>> start Records supplied

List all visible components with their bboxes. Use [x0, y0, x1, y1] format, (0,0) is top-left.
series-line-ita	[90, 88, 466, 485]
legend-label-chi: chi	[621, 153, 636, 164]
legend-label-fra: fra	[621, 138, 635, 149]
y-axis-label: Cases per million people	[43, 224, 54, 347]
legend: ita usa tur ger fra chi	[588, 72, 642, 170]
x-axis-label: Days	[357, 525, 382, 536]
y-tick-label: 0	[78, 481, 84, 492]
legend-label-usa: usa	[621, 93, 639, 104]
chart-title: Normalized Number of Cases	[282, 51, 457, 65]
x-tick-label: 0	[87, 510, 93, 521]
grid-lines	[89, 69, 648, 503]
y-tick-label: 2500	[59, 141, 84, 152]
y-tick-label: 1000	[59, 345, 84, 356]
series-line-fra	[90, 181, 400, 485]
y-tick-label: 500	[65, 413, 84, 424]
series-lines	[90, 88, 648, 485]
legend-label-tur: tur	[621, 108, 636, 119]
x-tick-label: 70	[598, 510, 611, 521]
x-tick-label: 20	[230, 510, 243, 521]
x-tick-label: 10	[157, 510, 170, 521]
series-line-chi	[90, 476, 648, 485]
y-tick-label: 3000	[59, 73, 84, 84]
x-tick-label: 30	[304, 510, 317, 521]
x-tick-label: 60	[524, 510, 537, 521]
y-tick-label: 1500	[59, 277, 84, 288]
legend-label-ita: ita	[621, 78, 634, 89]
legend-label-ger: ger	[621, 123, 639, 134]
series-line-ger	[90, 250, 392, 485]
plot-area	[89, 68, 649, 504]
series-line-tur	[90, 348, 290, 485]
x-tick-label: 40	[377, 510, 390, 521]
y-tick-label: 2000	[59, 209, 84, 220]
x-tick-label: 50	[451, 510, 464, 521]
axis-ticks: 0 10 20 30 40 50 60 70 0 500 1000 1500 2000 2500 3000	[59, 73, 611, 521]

>> end Records supplied

Gather every line in the rows above that contains the string "Cases", matching case exactly.

y-axis-label: Cases per million people	[43, 224, 54, 347]
chart-title: Normalized Number of Cases	[282, 51, 457, 65]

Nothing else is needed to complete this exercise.